_Your objective_. Find the lines holding the word "ffffff" and collect them.
----
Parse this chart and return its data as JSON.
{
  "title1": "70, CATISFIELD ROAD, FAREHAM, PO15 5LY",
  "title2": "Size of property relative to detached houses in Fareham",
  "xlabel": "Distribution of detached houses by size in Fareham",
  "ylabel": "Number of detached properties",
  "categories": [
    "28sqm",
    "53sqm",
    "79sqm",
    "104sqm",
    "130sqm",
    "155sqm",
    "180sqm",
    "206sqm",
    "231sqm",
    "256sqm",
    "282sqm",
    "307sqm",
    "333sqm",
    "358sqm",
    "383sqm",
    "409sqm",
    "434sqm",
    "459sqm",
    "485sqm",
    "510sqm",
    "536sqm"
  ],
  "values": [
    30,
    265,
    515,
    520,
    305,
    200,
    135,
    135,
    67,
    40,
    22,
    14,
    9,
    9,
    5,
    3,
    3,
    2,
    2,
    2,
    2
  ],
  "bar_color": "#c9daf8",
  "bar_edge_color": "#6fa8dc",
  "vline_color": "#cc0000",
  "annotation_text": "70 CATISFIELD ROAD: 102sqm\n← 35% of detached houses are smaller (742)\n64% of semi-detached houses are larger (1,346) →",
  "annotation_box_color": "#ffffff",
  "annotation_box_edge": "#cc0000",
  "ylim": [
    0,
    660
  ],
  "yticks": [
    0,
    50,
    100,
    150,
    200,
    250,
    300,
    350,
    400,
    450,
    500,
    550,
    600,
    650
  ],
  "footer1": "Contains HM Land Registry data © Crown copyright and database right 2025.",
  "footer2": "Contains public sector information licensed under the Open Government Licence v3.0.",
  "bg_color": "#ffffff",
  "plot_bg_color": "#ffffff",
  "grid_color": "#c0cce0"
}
----
_Solved problem_.
  "annotation_box_color": "#ffffff",
  "bg_color": "#ffffff",
  "plot_bg_color": "#ffffff",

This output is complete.